> **What is required**
Sift the material for lines containing "have", and return them.

[Part of a data file]
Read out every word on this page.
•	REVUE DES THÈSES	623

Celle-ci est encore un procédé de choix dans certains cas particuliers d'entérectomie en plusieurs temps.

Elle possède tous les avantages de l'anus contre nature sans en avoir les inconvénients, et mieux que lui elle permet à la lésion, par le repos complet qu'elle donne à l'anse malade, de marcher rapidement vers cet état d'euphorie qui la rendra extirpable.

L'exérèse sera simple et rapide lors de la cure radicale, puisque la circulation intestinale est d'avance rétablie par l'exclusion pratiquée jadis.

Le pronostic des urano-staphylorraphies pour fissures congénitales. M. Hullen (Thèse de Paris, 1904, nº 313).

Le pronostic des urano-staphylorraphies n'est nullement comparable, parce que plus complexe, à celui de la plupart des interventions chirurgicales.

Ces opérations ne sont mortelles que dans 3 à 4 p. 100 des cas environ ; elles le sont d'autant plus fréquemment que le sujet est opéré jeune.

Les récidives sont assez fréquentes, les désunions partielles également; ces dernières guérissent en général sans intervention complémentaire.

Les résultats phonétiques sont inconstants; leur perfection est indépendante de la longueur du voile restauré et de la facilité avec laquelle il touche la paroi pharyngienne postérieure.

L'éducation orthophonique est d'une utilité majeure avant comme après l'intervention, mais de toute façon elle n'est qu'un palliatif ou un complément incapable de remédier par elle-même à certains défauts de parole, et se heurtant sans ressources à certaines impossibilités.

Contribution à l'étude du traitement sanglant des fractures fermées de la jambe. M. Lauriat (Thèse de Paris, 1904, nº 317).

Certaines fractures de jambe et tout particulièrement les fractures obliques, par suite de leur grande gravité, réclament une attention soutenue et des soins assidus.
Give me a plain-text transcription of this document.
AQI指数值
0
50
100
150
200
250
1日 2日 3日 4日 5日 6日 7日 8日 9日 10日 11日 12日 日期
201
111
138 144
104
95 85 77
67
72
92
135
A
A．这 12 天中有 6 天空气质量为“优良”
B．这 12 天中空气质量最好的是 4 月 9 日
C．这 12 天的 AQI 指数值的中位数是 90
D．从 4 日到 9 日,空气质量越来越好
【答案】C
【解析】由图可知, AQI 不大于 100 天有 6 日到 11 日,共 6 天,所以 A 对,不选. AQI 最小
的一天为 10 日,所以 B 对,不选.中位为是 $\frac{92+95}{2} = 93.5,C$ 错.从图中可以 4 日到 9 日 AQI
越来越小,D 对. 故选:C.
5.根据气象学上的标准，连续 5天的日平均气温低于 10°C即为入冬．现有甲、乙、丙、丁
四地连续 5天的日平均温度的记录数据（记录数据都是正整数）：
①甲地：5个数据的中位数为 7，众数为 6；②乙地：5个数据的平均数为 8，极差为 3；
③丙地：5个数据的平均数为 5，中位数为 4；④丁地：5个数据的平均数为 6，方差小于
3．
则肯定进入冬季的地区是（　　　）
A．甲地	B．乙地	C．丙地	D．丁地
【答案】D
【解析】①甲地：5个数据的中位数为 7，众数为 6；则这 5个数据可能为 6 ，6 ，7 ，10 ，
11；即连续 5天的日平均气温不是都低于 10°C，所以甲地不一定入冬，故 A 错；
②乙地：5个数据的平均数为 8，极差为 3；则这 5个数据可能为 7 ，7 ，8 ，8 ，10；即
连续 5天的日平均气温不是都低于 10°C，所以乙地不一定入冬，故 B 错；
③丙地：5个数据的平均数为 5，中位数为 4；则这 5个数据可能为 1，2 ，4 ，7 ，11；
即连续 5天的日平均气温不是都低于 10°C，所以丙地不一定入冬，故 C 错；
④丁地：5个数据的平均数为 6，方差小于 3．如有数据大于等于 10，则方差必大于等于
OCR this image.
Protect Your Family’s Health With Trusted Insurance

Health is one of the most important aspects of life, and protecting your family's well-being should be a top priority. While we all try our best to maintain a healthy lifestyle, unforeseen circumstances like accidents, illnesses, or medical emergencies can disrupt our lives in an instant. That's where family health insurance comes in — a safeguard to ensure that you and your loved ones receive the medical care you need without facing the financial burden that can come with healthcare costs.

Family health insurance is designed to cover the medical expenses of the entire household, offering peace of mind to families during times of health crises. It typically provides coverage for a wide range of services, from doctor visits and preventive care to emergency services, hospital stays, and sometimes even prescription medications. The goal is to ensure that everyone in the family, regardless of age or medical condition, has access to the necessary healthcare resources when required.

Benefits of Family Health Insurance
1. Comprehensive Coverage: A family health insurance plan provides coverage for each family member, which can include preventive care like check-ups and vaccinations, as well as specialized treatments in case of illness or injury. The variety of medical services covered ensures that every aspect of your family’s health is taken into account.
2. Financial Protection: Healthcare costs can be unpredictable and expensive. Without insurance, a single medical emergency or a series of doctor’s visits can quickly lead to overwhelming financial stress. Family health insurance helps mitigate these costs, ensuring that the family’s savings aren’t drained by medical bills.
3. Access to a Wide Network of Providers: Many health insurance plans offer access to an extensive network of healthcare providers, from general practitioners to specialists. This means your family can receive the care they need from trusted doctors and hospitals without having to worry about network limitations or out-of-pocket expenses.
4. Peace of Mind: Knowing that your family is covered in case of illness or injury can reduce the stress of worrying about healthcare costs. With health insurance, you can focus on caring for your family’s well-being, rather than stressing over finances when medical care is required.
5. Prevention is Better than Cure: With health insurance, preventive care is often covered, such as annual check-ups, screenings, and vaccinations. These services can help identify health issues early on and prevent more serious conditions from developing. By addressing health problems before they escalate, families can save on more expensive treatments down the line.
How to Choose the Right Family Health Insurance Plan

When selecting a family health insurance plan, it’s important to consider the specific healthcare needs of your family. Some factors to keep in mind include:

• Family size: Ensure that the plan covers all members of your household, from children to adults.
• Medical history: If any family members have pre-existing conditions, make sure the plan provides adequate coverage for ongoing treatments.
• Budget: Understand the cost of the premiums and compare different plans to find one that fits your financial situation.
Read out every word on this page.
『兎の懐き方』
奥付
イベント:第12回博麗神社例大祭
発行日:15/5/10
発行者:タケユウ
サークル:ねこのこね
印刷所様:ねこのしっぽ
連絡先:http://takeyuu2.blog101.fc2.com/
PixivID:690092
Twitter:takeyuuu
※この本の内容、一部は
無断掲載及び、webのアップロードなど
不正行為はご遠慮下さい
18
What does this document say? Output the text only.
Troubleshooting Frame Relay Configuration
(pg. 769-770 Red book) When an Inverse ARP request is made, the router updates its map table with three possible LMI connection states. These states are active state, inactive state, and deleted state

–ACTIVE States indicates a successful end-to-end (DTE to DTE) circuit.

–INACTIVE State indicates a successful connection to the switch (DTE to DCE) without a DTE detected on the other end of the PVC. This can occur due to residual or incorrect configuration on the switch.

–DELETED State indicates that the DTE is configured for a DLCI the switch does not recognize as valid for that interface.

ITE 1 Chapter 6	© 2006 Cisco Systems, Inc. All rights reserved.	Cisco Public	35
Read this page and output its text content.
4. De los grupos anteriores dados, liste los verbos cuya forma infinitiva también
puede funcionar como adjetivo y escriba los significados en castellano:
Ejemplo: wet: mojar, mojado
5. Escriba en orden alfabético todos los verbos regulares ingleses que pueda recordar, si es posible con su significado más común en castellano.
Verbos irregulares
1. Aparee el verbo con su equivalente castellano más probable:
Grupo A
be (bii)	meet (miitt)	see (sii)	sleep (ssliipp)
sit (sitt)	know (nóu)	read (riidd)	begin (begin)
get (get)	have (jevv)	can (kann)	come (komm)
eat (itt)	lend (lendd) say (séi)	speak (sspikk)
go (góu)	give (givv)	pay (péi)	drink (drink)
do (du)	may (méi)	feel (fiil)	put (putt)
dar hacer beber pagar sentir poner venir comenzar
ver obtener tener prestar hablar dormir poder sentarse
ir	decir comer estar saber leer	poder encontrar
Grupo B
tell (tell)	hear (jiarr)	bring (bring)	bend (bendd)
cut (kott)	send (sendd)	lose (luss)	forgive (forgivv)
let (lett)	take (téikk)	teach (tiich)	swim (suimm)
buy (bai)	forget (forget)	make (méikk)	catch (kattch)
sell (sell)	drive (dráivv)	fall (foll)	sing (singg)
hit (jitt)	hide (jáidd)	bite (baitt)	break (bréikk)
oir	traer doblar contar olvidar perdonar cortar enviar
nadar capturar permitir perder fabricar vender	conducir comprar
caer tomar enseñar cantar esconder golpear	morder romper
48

> **Solved exercise**
• Medical history: If any family members have pre-existing conditions, make sure the plan provides adequate coverage for ongoing treatments.
get (get)	have (jevv)	can (kann)	come (komm)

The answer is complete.